• **WHAT YOU SHOULD DO**: Copy each line below in which the word "ضعيف" occurs.
####
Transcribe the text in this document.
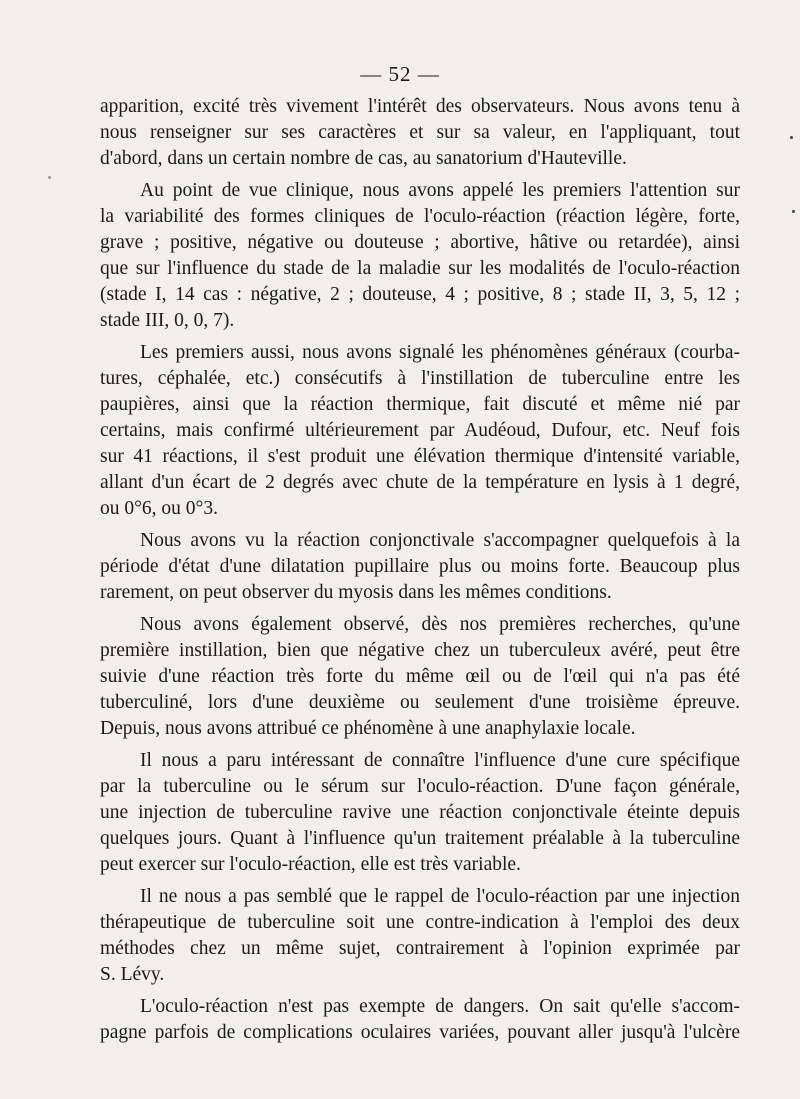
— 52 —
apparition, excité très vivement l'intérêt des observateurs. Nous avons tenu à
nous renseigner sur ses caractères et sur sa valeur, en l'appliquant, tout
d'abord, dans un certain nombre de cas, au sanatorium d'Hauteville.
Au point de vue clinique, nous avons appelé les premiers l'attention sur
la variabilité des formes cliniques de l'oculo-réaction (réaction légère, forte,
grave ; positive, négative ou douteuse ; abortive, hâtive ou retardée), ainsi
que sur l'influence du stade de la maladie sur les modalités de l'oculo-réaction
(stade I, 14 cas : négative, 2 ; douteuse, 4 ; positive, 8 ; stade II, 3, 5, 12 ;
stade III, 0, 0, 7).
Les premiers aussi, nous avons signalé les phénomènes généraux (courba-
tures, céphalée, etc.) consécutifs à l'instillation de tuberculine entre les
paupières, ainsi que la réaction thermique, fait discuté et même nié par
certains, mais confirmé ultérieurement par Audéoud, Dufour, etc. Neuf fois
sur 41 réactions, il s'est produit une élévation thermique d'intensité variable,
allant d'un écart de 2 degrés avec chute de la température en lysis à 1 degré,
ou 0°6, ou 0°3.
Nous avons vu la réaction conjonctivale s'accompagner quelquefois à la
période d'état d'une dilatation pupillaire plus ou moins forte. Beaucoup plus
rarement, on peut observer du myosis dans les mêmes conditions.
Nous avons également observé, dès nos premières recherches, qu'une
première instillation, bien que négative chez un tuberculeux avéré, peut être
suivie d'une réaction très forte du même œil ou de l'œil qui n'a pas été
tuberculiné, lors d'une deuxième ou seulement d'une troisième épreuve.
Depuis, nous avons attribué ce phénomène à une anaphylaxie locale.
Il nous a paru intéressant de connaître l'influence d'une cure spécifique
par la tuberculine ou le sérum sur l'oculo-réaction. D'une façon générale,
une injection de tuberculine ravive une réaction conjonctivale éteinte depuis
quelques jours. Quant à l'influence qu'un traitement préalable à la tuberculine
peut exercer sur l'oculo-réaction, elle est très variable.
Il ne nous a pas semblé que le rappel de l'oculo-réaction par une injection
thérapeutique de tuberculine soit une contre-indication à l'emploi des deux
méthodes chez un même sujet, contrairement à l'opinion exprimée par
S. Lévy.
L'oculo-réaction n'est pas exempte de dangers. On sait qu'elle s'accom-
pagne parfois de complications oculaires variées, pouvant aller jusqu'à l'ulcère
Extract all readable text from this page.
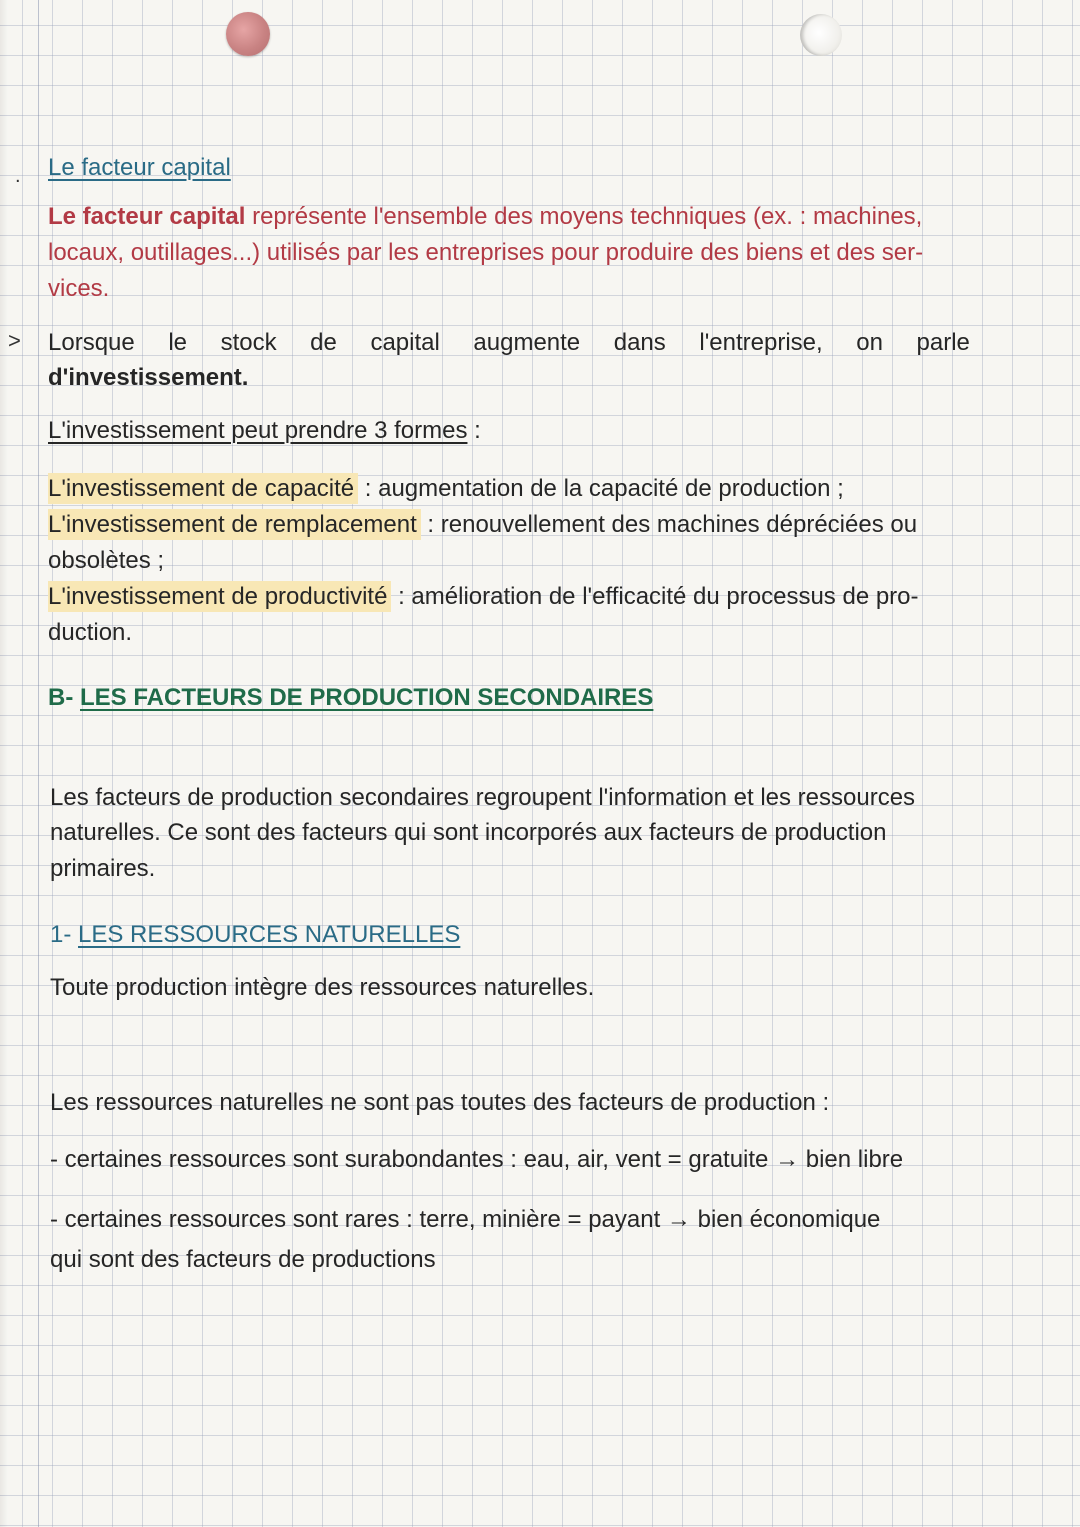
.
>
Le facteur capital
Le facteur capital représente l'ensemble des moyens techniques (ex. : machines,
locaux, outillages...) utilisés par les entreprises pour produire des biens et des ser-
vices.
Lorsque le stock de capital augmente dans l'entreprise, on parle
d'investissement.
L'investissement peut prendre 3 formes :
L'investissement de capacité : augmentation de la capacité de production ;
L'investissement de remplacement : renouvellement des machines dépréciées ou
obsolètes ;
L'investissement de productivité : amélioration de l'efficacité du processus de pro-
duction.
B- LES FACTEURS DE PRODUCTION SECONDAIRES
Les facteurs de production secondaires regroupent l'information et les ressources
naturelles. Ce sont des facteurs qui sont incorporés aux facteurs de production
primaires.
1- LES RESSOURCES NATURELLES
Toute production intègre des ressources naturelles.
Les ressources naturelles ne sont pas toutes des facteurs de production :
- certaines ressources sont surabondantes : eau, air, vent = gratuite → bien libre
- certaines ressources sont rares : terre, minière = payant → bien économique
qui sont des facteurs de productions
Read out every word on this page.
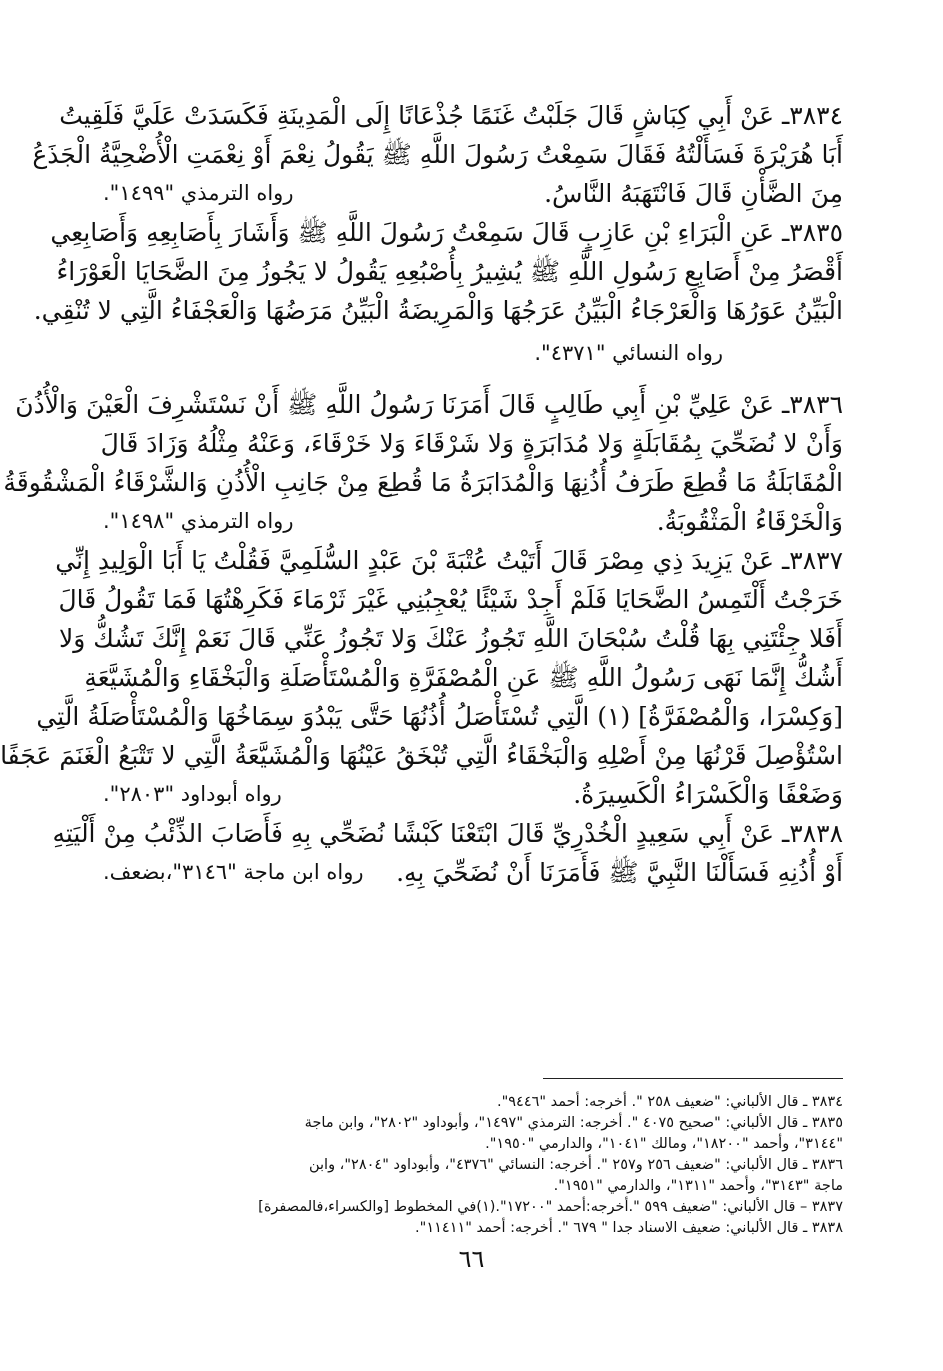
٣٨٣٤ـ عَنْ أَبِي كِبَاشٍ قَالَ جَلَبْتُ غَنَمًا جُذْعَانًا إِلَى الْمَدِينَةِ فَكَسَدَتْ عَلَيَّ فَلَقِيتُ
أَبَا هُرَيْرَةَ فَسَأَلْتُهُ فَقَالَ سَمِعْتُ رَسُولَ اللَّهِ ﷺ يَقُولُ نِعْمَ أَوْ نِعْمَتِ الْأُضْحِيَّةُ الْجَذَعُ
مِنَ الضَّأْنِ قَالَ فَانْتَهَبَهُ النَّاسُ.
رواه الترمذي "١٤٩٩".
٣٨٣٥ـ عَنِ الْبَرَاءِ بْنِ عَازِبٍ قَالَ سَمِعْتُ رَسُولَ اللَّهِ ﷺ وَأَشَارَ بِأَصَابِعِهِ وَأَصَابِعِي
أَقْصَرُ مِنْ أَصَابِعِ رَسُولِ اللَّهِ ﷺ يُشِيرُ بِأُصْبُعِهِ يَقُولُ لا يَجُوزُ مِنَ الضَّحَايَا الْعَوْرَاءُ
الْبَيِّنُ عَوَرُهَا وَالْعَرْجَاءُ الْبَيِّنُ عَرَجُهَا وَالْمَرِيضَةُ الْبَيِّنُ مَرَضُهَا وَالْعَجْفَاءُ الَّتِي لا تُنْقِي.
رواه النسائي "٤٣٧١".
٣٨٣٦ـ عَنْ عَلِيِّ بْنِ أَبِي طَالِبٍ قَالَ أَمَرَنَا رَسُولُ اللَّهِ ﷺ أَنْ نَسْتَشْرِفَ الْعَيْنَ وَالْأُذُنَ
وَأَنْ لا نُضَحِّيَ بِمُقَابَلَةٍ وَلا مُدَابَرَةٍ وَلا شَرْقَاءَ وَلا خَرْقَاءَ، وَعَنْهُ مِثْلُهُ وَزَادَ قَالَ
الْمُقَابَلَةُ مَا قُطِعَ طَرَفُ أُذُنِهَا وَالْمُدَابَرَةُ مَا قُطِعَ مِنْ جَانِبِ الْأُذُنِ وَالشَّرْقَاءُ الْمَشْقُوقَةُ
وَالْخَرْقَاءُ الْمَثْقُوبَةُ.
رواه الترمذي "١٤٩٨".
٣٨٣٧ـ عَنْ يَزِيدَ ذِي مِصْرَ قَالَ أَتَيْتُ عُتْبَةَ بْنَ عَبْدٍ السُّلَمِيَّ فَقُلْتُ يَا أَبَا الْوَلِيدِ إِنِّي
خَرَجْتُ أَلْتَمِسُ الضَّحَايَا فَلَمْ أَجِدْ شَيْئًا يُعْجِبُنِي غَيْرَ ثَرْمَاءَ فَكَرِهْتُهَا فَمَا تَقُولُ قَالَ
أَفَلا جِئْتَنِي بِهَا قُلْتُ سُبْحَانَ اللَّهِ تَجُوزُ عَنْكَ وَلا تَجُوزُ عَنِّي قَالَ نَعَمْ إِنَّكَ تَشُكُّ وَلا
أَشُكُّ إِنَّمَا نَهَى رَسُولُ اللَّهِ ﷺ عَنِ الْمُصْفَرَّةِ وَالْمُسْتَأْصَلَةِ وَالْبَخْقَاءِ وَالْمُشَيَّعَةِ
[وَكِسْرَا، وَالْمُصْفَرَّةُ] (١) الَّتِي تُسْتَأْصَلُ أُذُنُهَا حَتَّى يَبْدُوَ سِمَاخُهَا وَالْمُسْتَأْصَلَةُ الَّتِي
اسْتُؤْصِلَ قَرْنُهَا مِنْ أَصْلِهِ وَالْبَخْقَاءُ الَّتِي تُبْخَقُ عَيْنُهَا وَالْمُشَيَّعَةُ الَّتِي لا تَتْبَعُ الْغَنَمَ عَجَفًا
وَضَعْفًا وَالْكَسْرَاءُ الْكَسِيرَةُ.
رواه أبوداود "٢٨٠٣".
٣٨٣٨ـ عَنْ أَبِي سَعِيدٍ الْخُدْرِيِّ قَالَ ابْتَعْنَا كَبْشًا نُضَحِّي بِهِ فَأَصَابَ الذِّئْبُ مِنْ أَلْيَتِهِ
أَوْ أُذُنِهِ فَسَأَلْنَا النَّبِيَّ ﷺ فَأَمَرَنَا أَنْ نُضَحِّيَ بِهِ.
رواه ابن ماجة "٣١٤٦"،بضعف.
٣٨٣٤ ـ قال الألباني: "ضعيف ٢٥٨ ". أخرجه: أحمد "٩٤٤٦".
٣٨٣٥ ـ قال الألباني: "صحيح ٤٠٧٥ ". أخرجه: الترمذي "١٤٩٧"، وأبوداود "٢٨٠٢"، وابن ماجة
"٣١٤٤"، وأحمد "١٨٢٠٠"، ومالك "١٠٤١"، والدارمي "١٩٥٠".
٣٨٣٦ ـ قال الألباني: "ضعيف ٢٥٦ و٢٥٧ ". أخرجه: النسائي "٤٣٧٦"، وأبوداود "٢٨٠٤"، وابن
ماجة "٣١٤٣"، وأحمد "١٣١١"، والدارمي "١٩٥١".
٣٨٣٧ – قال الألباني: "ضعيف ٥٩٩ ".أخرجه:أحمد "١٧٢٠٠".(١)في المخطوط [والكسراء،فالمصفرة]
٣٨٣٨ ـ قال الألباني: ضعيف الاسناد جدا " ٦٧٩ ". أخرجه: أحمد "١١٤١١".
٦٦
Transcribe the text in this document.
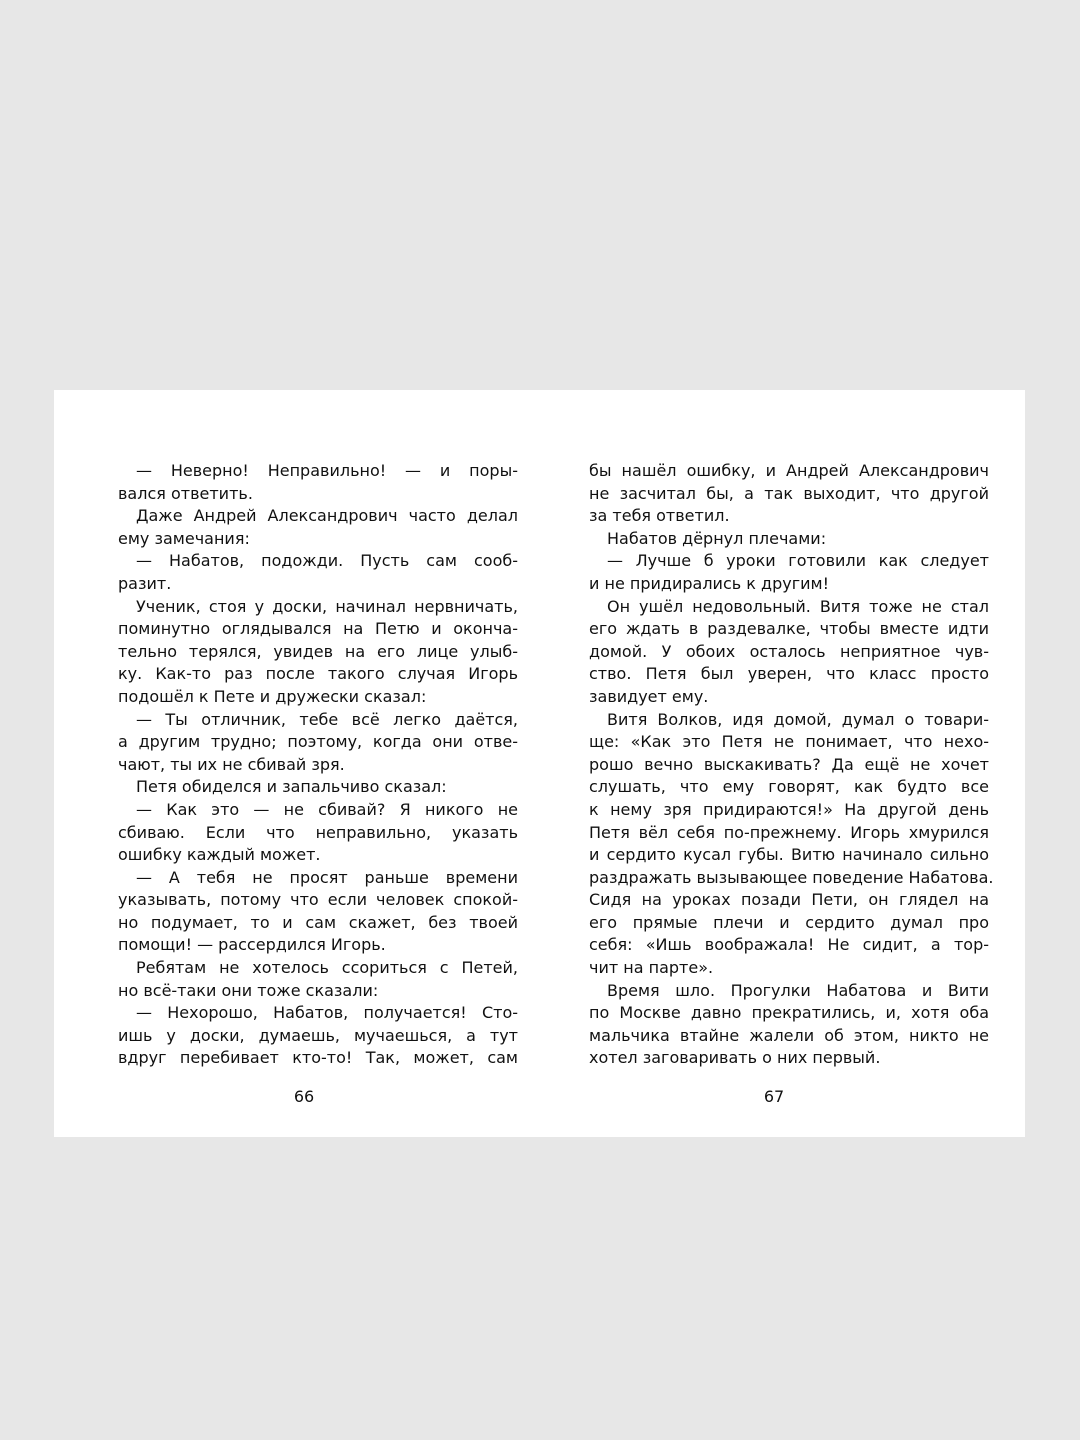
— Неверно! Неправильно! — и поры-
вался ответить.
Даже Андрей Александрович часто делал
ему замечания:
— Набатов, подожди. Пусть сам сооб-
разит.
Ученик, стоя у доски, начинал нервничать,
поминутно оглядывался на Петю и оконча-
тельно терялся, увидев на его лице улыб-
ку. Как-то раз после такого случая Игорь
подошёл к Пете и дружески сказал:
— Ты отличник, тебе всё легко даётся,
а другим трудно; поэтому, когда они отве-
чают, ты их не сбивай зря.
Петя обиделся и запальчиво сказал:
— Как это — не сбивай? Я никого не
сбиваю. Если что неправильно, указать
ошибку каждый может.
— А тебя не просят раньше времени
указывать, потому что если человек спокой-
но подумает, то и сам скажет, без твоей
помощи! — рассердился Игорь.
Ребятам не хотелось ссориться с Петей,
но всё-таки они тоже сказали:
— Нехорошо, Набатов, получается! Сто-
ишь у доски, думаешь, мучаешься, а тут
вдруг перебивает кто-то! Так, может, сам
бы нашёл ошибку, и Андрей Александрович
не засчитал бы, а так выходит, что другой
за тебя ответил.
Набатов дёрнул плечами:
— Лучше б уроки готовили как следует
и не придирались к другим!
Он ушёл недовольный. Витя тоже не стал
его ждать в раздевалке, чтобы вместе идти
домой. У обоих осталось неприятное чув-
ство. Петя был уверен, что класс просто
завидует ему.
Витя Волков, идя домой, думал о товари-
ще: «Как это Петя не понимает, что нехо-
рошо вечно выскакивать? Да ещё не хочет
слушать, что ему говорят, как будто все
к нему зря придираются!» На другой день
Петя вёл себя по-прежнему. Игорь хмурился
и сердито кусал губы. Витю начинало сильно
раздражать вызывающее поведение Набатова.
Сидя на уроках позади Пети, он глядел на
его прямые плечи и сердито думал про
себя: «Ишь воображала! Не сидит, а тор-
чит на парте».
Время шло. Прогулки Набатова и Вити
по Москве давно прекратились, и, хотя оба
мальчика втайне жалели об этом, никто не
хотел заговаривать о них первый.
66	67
####
• **WORKED SOLUTION**:
٣٨٣٤ ـ قال الألباني: "ضعيف ٢٥٨ ". أخرجه: أحمد "٩٤٤٦".
٣٨٣٦ ـ قال الألباني: "ضعيف ٢٥٦ و٢٥٧ ". أخرجه: النسائي "٤٣٧٦"، وأبوداود "٢٨٠٤"، وابن
٣٨٣٧ – قال الألباني: "ضعيف ٥٩٩ ".أخرجه:أحمد "١٧٢٠٠".(١)في المخطوط [والكسراء،فالمصفرة]
٣٨٣٨ ـ قال الألباني: ضعيف الاسناد جدا " ٦٧٩ ". أخرجه: أحمد "١١٤١١".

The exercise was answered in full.